Required work: In the records below, pick out all lines containing the word "object".
= = = =
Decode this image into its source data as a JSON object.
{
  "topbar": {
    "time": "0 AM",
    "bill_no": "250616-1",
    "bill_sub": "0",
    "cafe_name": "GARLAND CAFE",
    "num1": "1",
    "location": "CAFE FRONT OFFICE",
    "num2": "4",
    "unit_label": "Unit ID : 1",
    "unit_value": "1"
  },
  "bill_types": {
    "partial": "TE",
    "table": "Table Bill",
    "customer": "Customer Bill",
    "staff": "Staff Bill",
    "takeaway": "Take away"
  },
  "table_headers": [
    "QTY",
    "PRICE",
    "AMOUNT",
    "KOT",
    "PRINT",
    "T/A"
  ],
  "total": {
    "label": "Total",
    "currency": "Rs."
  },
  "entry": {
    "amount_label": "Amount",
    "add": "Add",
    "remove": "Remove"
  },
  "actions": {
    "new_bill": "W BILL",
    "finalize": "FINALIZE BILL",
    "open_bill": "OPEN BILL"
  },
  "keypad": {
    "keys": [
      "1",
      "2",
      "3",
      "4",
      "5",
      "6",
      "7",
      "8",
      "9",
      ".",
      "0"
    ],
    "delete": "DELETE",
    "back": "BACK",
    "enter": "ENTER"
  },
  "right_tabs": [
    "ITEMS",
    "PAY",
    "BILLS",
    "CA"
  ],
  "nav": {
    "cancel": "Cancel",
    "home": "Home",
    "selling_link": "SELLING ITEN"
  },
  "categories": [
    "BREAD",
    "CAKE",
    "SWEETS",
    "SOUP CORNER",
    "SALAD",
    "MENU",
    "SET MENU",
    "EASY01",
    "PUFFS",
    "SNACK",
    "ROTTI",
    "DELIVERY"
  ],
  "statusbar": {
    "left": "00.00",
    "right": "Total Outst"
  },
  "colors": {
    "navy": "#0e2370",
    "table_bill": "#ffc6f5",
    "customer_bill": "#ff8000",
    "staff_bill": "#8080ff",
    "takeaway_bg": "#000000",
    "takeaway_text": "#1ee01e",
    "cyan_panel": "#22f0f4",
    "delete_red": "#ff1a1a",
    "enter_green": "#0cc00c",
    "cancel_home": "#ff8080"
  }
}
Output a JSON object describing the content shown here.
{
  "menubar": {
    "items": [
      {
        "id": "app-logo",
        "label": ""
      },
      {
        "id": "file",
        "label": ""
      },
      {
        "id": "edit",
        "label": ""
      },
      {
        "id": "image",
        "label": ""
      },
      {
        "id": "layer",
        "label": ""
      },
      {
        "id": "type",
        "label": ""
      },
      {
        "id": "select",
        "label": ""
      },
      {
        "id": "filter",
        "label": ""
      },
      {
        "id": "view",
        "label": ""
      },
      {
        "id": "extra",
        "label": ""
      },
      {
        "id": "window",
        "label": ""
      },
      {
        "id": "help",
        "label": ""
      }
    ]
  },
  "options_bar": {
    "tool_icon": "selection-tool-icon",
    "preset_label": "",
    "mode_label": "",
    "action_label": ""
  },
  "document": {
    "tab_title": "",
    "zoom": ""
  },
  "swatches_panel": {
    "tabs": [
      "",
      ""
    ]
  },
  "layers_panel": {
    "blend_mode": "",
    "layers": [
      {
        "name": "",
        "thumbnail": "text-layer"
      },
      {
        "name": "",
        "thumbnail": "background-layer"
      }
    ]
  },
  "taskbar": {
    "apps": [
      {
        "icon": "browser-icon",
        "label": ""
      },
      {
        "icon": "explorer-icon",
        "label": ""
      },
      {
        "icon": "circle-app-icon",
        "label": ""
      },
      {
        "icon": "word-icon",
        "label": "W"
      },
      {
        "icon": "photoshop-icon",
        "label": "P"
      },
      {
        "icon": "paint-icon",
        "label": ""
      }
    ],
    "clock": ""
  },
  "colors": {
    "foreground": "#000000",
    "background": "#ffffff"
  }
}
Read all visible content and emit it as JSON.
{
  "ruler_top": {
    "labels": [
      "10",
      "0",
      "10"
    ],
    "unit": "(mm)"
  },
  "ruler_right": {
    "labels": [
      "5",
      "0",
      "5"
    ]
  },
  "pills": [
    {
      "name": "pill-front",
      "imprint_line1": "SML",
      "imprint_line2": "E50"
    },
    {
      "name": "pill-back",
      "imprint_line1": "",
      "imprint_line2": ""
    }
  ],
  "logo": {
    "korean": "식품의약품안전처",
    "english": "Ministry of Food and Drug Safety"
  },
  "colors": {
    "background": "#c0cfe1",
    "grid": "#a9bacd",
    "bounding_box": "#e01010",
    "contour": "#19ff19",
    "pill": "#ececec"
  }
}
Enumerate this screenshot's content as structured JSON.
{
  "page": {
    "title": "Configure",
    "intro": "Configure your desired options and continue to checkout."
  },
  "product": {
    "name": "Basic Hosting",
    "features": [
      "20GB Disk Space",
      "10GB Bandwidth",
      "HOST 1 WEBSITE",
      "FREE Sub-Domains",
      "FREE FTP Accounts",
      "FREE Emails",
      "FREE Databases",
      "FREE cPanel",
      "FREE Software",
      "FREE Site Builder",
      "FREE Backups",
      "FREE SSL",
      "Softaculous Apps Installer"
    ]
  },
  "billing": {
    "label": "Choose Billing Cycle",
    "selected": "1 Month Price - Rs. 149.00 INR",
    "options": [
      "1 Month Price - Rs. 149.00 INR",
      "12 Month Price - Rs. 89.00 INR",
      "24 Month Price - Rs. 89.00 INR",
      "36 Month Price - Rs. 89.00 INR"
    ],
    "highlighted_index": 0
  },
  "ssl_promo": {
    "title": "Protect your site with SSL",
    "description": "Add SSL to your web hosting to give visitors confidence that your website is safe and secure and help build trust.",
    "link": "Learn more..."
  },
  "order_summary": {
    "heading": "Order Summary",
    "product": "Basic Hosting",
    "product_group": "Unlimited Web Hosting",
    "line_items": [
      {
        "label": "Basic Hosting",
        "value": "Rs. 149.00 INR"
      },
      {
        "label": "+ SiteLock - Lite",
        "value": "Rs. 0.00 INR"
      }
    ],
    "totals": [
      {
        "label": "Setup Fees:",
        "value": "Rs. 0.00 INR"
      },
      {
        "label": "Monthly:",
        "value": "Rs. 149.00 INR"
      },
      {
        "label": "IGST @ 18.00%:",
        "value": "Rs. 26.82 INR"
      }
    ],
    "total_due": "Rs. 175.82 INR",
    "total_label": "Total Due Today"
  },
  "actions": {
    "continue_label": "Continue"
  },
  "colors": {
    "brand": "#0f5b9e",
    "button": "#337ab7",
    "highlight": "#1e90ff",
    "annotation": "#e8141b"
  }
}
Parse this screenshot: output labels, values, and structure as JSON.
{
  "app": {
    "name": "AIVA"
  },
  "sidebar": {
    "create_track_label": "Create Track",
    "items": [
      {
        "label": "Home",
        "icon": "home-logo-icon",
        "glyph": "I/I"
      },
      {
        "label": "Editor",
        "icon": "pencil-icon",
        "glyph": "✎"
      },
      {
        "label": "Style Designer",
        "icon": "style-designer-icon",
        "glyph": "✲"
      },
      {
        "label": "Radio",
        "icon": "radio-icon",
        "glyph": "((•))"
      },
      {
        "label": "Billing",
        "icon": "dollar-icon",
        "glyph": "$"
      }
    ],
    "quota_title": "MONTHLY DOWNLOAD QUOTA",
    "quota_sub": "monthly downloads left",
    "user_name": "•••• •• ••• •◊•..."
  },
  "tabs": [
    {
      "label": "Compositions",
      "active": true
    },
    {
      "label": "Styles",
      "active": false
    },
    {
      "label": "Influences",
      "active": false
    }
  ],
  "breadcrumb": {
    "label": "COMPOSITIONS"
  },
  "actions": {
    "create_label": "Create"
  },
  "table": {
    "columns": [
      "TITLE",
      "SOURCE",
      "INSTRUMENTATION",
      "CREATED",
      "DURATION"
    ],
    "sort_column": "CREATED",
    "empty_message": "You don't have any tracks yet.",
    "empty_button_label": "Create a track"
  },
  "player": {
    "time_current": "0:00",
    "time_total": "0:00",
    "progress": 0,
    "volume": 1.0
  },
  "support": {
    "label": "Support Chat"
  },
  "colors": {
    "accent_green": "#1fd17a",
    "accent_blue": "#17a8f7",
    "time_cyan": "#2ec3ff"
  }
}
= = = =
Exercise response:
Decode this image into its source data as a JSON object.
Output a JSON object describing the content shown here.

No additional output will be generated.